■ EXCERPTED TEXT
Wellness Preservation

Promoting the well-being of children and adolescents involves addressing the physical, behavioral, social, and cognitive areas of development. For a 2-year-old child, learning to obey commands is among the first signs of positive growth. Train the child to use good language when communicating and correct the child immediately they perform mistakes (ECKLC, 2021). Encourage free play as much as possible and allow the child to interact with friends. Rewards are important at this stage to reinforce positive behavior in children.

Treatment Plan for 6-Year-Old


At the age of 6 years, the child should have received most of the recommended immunizations. Given that the last visit to the provider was one year ago, the 6-year-old treatment plan should involve the following immunizations.

DTaP vaccine. Protects against diphtheria, tetanus, and acellular pertussis. The child is due for the 5th DTaP dose that is given between 4 to 6 years (CDC, 2022).

IPV. The 4th IPV dose is administered between the age of 4 to 6 years.

MMR vaccine. The second dose is administered between the age of 4 to 6 years to protect against measles, mumps, and rubella.

VAR vaccine. The second dose of the varicella vaccine is administered between the age of 4 to 6 years to protect against chickenpox (CDC, 2022).

Influenza vaccine. Annual shots are given to children starting at the age of 6 months to protect the child from flu.


Child Safety

School-age is characterized by increased physical activity and emotional connection that can pause threats to the health of the. Encourage the child to play in parks and playgrounds to minimize injuries. The child should wear helmets when biking or skating to avoid physical injuries as they practice. Educate the child to watch traffic and other road safety precautions when walking to the school bus or back from school. At home, teach the child to use more complex kitchen appliances to minimize harm. The parent should ensure equipment for playing are well-maintained to prevent injury and educate the child on basic first aid and how to respond to an emergency.

■ PROVIDED INFORMATION
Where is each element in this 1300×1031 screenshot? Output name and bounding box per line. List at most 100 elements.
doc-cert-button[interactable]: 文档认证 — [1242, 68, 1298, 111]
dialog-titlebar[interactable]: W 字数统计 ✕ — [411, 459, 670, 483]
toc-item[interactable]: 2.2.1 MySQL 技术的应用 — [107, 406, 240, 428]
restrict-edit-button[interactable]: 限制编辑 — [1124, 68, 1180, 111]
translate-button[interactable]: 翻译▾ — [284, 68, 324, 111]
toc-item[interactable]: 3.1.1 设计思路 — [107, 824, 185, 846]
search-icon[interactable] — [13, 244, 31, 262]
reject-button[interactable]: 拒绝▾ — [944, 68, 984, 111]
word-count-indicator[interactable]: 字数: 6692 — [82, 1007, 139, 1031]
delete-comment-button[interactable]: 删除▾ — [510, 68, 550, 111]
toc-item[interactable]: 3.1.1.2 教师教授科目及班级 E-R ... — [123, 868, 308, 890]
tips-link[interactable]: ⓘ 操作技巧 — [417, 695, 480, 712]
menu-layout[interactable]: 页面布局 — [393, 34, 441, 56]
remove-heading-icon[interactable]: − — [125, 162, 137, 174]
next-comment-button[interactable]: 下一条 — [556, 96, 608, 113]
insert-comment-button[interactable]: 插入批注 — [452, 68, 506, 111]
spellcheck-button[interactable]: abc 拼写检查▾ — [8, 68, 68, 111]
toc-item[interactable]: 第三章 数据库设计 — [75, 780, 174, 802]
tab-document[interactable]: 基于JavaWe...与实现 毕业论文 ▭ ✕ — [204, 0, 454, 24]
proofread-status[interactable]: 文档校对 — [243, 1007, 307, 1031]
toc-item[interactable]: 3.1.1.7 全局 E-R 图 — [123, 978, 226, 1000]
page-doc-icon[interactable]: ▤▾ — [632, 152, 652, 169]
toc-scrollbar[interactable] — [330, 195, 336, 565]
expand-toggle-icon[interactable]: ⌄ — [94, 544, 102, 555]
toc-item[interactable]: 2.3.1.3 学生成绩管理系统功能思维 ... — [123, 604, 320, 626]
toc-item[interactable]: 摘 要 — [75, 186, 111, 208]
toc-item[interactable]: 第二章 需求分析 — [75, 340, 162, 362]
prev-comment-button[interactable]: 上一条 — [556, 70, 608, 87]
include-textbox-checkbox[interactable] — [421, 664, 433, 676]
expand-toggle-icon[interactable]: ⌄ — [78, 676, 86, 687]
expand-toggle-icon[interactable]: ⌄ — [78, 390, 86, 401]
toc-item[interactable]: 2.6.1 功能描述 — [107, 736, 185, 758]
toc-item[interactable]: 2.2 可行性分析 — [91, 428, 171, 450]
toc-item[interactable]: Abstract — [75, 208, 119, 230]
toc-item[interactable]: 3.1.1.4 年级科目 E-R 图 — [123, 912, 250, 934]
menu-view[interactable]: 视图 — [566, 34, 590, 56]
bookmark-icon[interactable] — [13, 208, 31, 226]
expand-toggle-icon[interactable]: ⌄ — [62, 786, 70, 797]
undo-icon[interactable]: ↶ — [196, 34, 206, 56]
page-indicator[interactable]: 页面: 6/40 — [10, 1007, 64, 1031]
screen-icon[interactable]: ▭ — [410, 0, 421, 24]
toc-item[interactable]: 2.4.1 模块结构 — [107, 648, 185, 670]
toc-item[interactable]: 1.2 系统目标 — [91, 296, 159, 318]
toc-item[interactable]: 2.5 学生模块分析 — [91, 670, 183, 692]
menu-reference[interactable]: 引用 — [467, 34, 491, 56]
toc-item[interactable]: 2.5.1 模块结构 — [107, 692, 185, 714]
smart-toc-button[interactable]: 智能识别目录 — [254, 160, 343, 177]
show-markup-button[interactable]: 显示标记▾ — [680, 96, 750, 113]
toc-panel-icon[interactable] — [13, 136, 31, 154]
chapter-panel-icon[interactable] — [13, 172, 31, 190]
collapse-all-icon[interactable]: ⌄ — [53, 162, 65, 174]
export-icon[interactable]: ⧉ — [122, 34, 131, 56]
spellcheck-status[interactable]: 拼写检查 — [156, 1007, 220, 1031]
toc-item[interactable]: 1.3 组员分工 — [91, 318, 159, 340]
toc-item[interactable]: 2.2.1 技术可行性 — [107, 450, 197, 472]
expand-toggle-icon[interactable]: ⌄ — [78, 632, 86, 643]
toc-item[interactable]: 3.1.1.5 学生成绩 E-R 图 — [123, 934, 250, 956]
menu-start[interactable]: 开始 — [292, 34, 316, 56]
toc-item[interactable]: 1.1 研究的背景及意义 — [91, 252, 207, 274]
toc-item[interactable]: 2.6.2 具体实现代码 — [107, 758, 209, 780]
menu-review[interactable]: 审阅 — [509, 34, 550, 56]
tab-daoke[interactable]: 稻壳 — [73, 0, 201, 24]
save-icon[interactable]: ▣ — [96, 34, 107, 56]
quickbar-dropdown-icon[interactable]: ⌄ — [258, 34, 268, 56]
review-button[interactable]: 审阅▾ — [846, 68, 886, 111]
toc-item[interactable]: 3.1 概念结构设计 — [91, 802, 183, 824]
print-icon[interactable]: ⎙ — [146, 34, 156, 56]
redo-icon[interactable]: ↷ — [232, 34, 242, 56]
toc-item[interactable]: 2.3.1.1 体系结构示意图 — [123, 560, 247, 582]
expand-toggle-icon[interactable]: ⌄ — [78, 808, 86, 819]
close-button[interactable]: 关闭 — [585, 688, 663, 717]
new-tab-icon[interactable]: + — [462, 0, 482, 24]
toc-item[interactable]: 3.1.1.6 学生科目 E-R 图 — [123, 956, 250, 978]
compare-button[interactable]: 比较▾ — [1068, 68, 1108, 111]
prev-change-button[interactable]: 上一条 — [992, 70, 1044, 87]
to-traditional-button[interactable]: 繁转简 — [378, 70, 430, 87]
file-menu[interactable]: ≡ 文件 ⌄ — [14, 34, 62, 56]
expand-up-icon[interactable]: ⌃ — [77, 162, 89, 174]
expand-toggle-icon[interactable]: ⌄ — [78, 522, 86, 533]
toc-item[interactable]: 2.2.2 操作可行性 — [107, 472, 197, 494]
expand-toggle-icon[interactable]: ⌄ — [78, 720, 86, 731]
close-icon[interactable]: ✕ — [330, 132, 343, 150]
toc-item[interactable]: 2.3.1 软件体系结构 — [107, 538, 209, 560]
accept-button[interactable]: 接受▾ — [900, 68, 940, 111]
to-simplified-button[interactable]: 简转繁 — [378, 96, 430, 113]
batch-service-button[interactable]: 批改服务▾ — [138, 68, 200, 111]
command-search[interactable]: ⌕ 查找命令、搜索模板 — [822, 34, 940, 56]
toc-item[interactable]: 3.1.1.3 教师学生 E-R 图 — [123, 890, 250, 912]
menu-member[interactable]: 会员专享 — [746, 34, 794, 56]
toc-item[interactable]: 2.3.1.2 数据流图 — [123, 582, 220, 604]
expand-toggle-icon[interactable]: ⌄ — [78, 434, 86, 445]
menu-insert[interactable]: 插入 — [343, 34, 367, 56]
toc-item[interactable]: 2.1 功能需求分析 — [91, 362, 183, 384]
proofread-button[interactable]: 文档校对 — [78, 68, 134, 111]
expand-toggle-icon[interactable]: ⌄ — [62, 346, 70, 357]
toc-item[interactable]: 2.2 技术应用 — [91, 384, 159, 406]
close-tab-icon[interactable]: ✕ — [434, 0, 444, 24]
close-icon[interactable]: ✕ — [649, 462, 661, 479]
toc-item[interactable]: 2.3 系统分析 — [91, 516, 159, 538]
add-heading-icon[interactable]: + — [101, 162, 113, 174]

■ EXERCISE SET
A. Name every immunization that the treatment plan for the 6-year-old in the Wellness Preservation text lists.
B. Set down the part of the Wellness Preservation text that begins with the words "IPV. The 4th" and ends with "chickenpox (CDC, 2022).".
C. Carry the Wellness Preservation text forward from its final sentence.

■ ANSWERS TO THIS EXERCISE
A.
DTaP vaccine
IPV
MMR vaccine
VAR vaccine
Influenza vaccine

B.
IPV. The 4th IPV dose is administered between the age of 4 to 6 years.

MMR vaccine. The second dose is administered between the age of 4 to 6 years to protect against measles, mumps, and rubella.

VAR vaccine. The second dose of the varicella vaccine is administered between the age of 4 to 6 years to protect against chickenpox (CDC, 2022).

C.
Health Promotion

The development of physical, cognitive, and socioemotional capacities in children increase with age with the intensity of interventions also increasing (Inkelas & Oberklaid, 2018). The first aspect of health promotion is nutrition where the child should be given a variety of foods to choose from including plenty of fruits and vegetables and limiting the intake of sugary foods like chocolate. Schedule 3 meals and 1 to 2 healthy snacks a day (ECKLC, 2021). Dental hygiene is another aspect of care that should be emphasized during development. The child should brush their teeth after meals and early in the morning. Children at this age need to sleep for about 9 to 12 hours to promote recovery and growth.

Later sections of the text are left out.